DOCUMENT TEXT ::
Nathaniel Ritchison
ABOUT Nathaniel

As a CERTIFIED FINANCIAL PLANNER™ professional, Nate through proactive planning and management helps individuals and families gain confidence and control over their financial situation so they can work toward accomplishing their retirement goals. Since 2002 he has been responsible for leading clients through the wealth management process, which includes guiding clients from goal setting to [...]

Are you a mutual fund investor? Learn about how capital gain distributions may impact you and your taxes. Senior Financial Planner, Nathaniel Ritchison, CFP®, AIF® provides an overview of capital gains and potential strategies for mutual fund investors.

FREE GUIDE | End of Year Tax Strategies


The pain being felt by investors could get much worse by year-end even if markets recover from here.  This fall, mutual funds will begin releasing information on capital gains dividends to be paid out prior to year end.  This means that you could be paying taxes on these cap gain dividends at the same time that you have investment losses on your mutual funds if you’re not careful.  Let’s talk about who might get hit with these capital gains dividends and how to plan to mitigate the damage while you still have some time.

DATASET RECORDS ::
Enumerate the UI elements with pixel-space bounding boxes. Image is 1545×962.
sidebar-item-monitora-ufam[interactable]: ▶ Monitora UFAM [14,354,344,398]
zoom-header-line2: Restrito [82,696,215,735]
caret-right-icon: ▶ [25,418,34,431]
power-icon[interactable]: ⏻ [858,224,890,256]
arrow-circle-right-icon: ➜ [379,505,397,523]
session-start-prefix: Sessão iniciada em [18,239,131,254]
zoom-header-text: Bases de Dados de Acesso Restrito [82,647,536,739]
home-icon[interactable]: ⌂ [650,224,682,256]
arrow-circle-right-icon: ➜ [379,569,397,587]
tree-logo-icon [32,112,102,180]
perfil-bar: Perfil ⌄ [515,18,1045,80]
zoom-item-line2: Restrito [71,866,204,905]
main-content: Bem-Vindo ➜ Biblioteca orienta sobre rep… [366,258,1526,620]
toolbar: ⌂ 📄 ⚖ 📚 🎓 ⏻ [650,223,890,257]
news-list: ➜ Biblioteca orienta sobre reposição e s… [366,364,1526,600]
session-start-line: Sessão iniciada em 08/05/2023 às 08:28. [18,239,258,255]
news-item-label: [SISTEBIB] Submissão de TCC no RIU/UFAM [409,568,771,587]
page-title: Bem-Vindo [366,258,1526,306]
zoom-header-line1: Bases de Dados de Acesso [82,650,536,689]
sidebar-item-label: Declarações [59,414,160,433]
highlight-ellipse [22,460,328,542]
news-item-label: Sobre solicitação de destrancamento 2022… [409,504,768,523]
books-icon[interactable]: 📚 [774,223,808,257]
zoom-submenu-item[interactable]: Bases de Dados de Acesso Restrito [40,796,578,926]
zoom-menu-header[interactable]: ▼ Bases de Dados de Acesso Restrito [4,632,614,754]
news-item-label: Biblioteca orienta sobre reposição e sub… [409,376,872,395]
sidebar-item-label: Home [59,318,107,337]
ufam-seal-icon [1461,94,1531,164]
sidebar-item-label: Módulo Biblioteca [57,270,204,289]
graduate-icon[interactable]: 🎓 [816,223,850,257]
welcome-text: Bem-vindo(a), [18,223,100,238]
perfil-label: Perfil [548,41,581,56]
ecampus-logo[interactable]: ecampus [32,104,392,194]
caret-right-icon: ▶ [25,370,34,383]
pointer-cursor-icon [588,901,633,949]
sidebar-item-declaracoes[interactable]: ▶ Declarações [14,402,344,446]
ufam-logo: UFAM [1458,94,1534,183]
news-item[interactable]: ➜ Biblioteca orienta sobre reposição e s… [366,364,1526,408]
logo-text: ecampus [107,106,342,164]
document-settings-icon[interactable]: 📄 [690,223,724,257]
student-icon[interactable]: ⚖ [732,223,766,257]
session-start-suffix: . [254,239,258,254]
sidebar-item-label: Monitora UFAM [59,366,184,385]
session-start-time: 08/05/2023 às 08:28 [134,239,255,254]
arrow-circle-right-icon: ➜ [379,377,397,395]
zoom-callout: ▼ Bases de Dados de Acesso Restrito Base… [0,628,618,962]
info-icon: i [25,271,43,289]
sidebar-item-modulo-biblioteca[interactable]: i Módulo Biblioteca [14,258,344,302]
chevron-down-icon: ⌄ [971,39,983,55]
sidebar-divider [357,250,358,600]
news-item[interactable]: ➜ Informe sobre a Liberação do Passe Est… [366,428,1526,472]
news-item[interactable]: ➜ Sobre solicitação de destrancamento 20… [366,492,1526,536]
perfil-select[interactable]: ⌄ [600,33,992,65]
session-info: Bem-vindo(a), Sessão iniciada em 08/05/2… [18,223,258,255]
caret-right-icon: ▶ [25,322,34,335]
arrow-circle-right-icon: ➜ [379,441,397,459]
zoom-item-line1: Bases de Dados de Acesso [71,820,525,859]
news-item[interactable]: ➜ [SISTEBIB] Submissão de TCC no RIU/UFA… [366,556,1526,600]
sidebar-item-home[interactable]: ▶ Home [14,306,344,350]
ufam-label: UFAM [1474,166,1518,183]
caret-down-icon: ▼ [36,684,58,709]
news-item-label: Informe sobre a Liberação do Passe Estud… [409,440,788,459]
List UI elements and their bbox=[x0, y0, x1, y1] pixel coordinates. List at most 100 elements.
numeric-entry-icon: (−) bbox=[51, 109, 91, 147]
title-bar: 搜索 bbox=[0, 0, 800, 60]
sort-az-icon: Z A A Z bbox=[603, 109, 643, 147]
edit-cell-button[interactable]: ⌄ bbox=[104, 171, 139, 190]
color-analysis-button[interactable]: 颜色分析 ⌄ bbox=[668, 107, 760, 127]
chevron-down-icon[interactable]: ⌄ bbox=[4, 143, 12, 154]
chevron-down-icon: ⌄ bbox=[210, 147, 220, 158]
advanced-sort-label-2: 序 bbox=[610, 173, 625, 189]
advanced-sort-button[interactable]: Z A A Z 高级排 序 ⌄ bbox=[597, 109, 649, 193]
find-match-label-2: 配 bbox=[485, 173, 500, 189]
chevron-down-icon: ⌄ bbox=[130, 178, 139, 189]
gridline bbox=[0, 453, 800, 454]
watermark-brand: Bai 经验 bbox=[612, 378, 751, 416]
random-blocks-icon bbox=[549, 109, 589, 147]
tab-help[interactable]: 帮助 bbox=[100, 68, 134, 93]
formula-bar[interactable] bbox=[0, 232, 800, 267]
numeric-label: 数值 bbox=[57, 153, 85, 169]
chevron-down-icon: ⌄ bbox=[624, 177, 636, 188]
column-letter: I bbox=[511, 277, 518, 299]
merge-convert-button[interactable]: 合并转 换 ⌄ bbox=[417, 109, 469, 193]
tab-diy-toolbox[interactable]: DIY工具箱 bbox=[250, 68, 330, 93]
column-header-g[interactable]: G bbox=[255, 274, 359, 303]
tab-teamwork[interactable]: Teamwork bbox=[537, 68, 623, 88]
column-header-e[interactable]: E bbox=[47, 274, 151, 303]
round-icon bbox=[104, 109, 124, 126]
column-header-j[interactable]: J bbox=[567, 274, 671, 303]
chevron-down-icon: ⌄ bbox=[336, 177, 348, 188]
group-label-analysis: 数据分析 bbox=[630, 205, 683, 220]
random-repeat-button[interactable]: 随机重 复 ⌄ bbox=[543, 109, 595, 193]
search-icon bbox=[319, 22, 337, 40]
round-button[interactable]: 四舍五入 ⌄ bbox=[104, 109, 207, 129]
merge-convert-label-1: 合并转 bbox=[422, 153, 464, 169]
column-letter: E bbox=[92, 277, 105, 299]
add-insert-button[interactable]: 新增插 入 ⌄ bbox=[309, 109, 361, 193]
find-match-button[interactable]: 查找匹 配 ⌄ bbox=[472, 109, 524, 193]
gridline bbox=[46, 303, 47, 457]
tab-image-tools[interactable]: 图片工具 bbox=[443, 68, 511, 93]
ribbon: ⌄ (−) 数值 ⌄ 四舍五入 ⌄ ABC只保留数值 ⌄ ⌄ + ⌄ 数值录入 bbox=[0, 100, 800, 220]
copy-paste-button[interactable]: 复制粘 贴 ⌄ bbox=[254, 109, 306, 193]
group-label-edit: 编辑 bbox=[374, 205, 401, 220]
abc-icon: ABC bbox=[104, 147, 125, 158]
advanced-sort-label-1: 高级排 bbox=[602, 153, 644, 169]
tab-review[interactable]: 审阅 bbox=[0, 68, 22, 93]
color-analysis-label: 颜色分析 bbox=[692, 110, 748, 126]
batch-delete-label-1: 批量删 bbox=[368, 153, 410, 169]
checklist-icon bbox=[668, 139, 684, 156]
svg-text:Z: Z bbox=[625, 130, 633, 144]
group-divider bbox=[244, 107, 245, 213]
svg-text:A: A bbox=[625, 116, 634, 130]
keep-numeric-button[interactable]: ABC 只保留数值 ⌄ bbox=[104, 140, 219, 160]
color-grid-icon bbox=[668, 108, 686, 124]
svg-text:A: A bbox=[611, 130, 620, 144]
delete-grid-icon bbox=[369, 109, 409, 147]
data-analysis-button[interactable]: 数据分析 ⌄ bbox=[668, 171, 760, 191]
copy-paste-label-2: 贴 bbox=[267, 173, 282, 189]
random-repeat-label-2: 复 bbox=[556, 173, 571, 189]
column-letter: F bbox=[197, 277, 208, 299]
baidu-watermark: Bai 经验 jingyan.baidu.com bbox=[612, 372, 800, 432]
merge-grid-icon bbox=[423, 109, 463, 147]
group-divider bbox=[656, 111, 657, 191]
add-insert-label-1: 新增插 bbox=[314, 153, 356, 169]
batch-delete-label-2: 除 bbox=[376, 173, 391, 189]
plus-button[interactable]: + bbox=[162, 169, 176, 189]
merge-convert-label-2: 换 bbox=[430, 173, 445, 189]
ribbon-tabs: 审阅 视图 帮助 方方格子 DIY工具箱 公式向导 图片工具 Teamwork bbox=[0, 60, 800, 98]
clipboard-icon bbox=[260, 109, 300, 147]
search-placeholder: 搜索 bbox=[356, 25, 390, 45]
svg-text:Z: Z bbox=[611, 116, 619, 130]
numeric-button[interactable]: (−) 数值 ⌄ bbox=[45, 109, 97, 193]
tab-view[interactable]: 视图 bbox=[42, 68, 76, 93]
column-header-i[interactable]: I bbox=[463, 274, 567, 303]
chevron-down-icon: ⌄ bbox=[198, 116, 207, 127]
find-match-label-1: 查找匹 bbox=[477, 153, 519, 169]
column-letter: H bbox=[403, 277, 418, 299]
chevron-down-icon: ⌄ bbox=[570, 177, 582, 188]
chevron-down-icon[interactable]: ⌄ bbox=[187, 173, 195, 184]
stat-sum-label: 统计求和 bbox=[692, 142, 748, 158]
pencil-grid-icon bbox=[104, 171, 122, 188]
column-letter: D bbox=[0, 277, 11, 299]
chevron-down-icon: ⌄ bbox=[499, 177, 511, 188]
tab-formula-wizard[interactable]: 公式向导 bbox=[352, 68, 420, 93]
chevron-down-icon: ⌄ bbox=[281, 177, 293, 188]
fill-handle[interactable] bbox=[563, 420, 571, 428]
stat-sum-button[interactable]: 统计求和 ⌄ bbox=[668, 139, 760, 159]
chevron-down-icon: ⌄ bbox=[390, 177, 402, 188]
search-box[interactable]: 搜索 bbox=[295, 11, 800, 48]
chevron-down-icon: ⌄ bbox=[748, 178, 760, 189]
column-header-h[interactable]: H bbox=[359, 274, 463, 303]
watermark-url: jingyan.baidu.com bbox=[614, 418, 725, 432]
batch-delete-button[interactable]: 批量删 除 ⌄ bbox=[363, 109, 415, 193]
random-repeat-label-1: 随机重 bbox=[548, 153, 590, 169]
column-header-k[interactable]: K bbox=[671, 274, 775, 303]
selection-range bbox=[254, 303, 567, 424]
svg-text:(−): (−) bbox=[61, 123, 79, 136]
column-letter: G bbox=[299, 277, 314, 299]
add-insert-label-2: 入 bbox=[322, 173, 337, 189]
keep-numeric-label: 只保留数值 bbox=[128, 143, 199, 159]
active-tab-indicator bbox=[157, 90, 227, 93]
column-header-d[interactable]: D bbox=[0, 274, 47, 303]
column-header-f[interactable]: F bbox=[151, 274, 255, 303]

WRITTEN INSTRUCTION 1 :: In the financial planning text, restate the stretch from "The pain being" through "have some time.", swapping "mutual funds" for "index funds".
WRITTEN INSTRUCTION 2 :: Present the stretch of rows from the start of the rows through the line containing "perfil-bar: Perfil ⌄ [515,18,1045,80]" as a Markdown table with the columns Line and Entry, skipping any blank lines.
The financial planning text and the rows have nothing to do with each other.

FINAL RESULT 1 ::
The pain being felt by investors could get much worse by year-end even if markets recover from here.  This fall, index funds will begin releasing information on capital gains dividends to be paid out prior to year end.  This means that you could be paying taxes on these cap gain dividends at the same time that you have investment losses on your index funds if you’re not careful.  Let’s talk about who might get hit with these capital gains dividends and how to plan to mitigate the damage while you still have some time.

FINAL RESULT 2 ::
| Line | Entry |
|---|---|
| 1 | Enumerate the UI elements with pixel-space bounding boxes. Image is 1545×962. |
| 2 | sidebar-item-monitora-ufam[interactable]: ▶ Monitora UFAM [14,354,344,398] |
| 3 | zoom-header-line2: Restrito [82,696,215,735] |
| 4 | caret-right-icon: ▶ [25,418,34,431] |
| 5 | power-icon[interactable]: ⏻ [858,224,890,256] |
| 6 | arrow-circle-right-icon: ➜ [379,505,397,523] |
| 7 | session-start-prefix: Sessão iniciada em [18,239,131,254] |
| 8 | zoom-header-text: Bases de Dados de Acesso Restrito [82,647,536,739] |
| 9 | home-icon[interactable]: ⌂ [650,224,682,256] |
| 10 | arrow-circle-right-icon: ➜ [379,569,397,587] |
| 11 | tree-logo-icon [32,112,102,180] |
| 12 | perfil-bar: Perfil ⌄ [515,18,1045,80] |